--- Begin ---

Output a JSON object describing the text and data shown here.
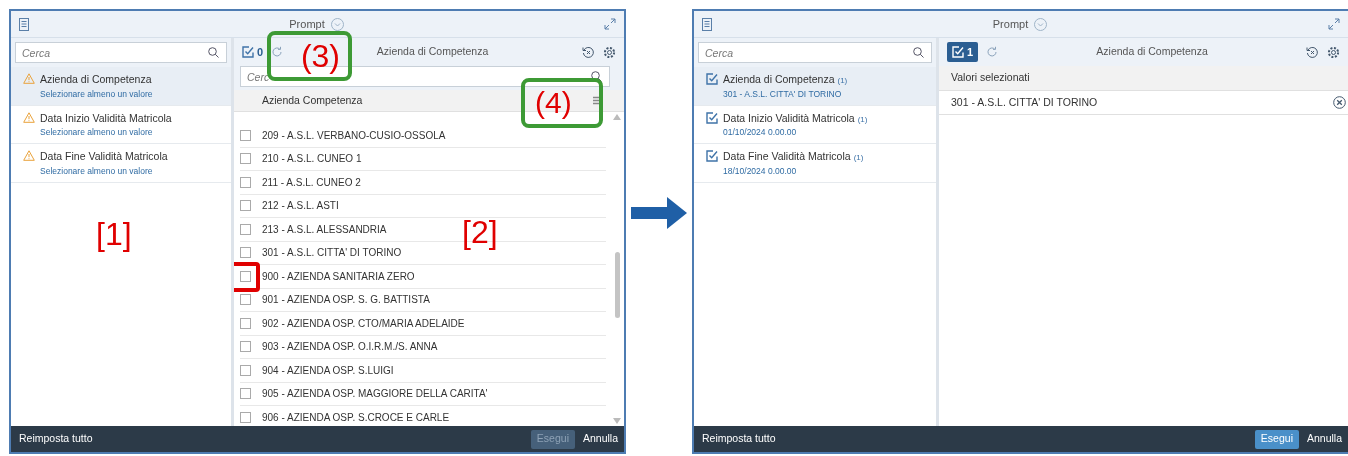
{
  "dialogs": [
    {
      "title": "Prompt",
      "left_pane": {
        "search": {
          "placeholder": "Cerca"
        },
        "annotation": "[1]",
        "items": [
          {
            "kind": "warning",
            "title": "Azienda di Competenza",
            "subtitle": "Selezionare almeno un valore",
            "selected": true
          },
          {
            "kind": "warning",
            "title": "Data Inizio Validità Matricola",
            "subtitle": "Selezionare almeno un valore",
            "selected": false
          },
          {
            "kind": "warning",
            "title": "Data Fine Validità Matricola",
            "subtitle": "Selezionare almeno un valore",
            "selected": false
          }
        ]
      },
      "right_pane": {
        "kind": "list",
        "selected_count": "0",
        "selected_count_active": false,
        "toolbar_annotation": "(3)",
        "title": "Azienda di Competenza",
        "search": {
          "placeholder": "Cerc"
        },
        "column_header": "Azienda Competenza",
        "header_annotation": "(4)",
        "annotation": "[2]",
        "rows": [
          {
            "label": "209 - A.S.L. VERBANO-CUSIO-OSSOLA",
            "checked": false,
            "highlighted": false
          },
          {
            "label": "210 - A.S.L. CUNEO 1",
            "checked": false,
            "highlighted": false
          },
          {
            "label": "211 - A.S.L. CUNEO 2",
            "checked": false,
            "highlighted": false
          },
          {
            "label": "212 - A.S.L. ASTI",
            "checked": false,
            "highlighted": false
          },
          {
            "label": "213 - A.S.L. ALESSANDRIA",
            "checked": false,
            "highlighted": false
          },
          {
            "label": "301 - A.S.L. CITTA' DI TORINO",
            "checked": false,
            "highlighted": false
          },
          {
            "label": "900 - AZIENDA SANITARIA ZERO",
            "checked": false,
            "highlighted": true
          },
          {
            "label": "901 - AZIENDA OSP. S. G. BATTISTA",
            "checked": false,
            "highlighted": false
          },
          {
            "label": "902 - AZIENDA OSP. CTO/MARIA ADELAIDE",
            "checked": false,
            "highlighted": false
          },
          {
            "label": "903 - AZIENDA OSP. O.I.R.M./S. ANNA",
            "checked": false,
            "highlighted": false
          },
          {
            "label": "904 - AZIENDA OSP. S.LUIGI",
            "checked": false,
            "highlighted": false
          },
          {
            "label": "905 - AZIENDA OSP. MAGGIORE DELLA CARITA'",
            "checked": false,
            "highlighted": false
          },
          {
            "label": "906 - AZIENDA OSP. S.CROCE E CARLE",
            "checked": false,
            "highlighted": false
          }
        ]
      },
      "footer": {
        "reset": "Reimposta tutto",
        "run": {
          "label": "Esegui",
          "disabled": true
        },
        "cancel": "Annulla"
      }
    },
    {
      "title": "Prompt",
      "left_pane": {
        "search": {
          "placeholder": "Cerca"
        },
        "items": [
          {
            "kind": "done",
            "title": "Azienda di Competenza",
            "count": "(1)",
            "subtitle": "301 - A.S.L. CITTA' DI TORINO",
            "selected": true
          },
          {
            "kind": "done",
            "title": "Data Inizio Validità Matricola",
            "count": "(1)",
            "subtitle": "01/10/2024 0.00.00",
            "selected": false
          },
          {
            "kind": "done",
            "title": "Data Fine Validità Matricola",
            "count": "(1)",
            "subtitle": "18/10/2024 0.00.00",
            "selected": false
          }
        ]
      },
      "right_pane": {
        "kind": "selected",
        "selected_count": "1",
        "selected_count_active": true,
        "title": "Azienda di Competenza",
        "selected_header": "Valori selezionati",
        "values": [
          "301 - A.S.L. CITTA' DI TORINO"
        ]
      },
      "footer": {
        "reset": "Reimposta tutto",
        "run": {
          "label": "Esegui",
          "disabled": false
        },
        "cancel": "Annulla"
      }
    }
  ]
}
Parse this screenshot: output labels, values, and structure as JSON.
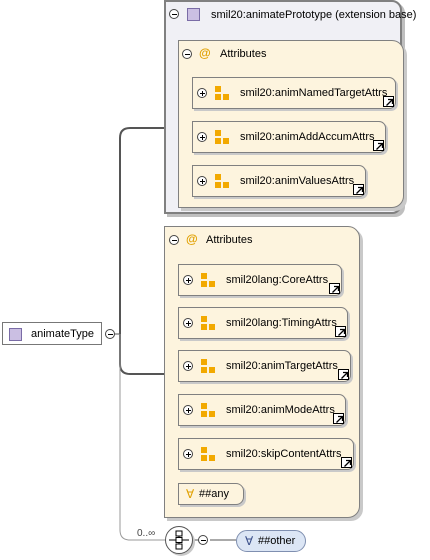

--- End ---

--- Directions for this task ---
Leave out the pictures and copy the rest of the material above exactly.

--- Result for this exercise ---
Output a JSON object describing the text and data shown here.
{
  "dialogs": [
    {
      "title": "Prompt",
      "left_pane": {
        "search": {
          "placeholder": "Cerca"
        },
        "annotation": "[1]",
        "items": [
          {
            "kind": "warning",
            "title": "Azienda di Competenza",
            "subtitle": "Selezionare almeno un valore",
            "selected": true
          },
          {
            "kind": "warning",
            "title": "Data Inizio Validità Matricola",
            "subtitle": "Selezionare almeno un valore",
            "selected": false
          },
          {
            "kind": "warning",
            "title": "Data Fine Validità Matricola",
            "subtitle": "Selezionare almeno un valore",
            "selected": false
          }
        ]
      },
      "right_pane": {
        "kind": "list",
        "selected_count": "0",
        "selected_count_active": false,
        "toolbar_annotation": "(3)",
        "title": "Azienda di Competenza",
        "search": {
          "placeholder": "Cerc"
        },
        "column_header": "Azienda Competenza",
        "header_annotation": "(4)",
        "annotation": "[2]",
        "rows": [
          {
            "label": "209 - A.S.L. VERBANO-CUSIO-OSSOLA",
            "checked": false,
            "highlighted": false
          },
          {
            "label": "210 - A.S.L. CUNEO 1",
            "checked": false,
            "highlighted": false
          },
          {
            "label": "211 - A.S.L. CUNEO 2",
            "checked": false,
            "highlighted": false
          },
          {
            "label": "212 - A.S.L. ASTI",
            "checked": false,
            "highlighted": false
          },
          {
            "label": "213 - A.S.L. ALESSANDRIA",
            "checked": false,
            "highlighted": false
          },
          {
            "label": "301 - A.S.L. CITTA' DI TORINO",
            "checked": false,
            "highlighted": false
          },
          {
            "label": "900 - AZIENDA SANITARIA ZERO",
            "checked": false,
            "highlighted": true
          },
          {
            "label": "901 - AZIENDA OSP. S. G. BATTISTA",
            "checked": false,
            "highlighted": false
          },
          {
            "label": "902 - AZIENDA OSP. CTO/MARIA ADELAIDE",
            "checked": false,
            "highlighted": false
          },
          {
            "label": "903 - AZIENDA OSP. O.I.R.M./S. ANNA",
            "checked": false,
            "highlighted": false
          },
          {
            "label": "904 - AZIENDA OSP. S.LUIGI",
            "checked": false,
            "highlighted": false
          },
          {
            "label": "905 - AZIENDA OSP. MAGGIORE DELLA CARITA'",
            "checked": false,
            "highlighted": false
          },
          {
            "label": "906 - AZIENDA OSP. S.CROCE E CARLE",
            "checked": false,
            "highlighted": false
          }
        ]
      },
      "footer": {
        "reset": "Reimposta tutto",
        "run": {
          "label": "Esegui",
          "disabled": true
        },
        "cancel": "Annulla"
      }
    },
    {
      "title": "Prompt",
      "left_pane": {
        "search": {
          "placeholder": "Cerca"
        },
        "items": [
          {
            "kind": "done",
            "title": "Azienda di Competenza",
            "count": "(1)",
            "subtitle": "301 - A.S.L. CITTA' DI TORINO",
            "selected": true
          },
          {
            "kind": "done",
            "title": "Data Inizio Validità Matricola",
            "count": "(1)",
            "subtitle": "01/10/2024 0.00.00",
            "selected": false
          },
          {
            "kind": "done",
            "title": "Data Fine Validità Matricola",
            "count": "(1)",
            "subtitle": "18/10/2024 0.00.00",
            "selected": false
          }
        ]
      },
      "right_pane": {
        "kind": "selected",
        "selected_count": "1",
        "selected_count_active": true,
        "title": "Azienda di Competenza",
        "selected_header": "Valori selezionati",
        "values": [
          "301 - A.S.L. CITTA' DI TORINO"
        ]
      },
      "footer": {
        "reset": "Reimposta tutto",
        "run": {
          "label": "Esegui",
          "disabled": false
        },
        "cancel": "Annulla"
      }
    }
  ]
}
Parse this screenshot: output labels, values, and structure as JSON.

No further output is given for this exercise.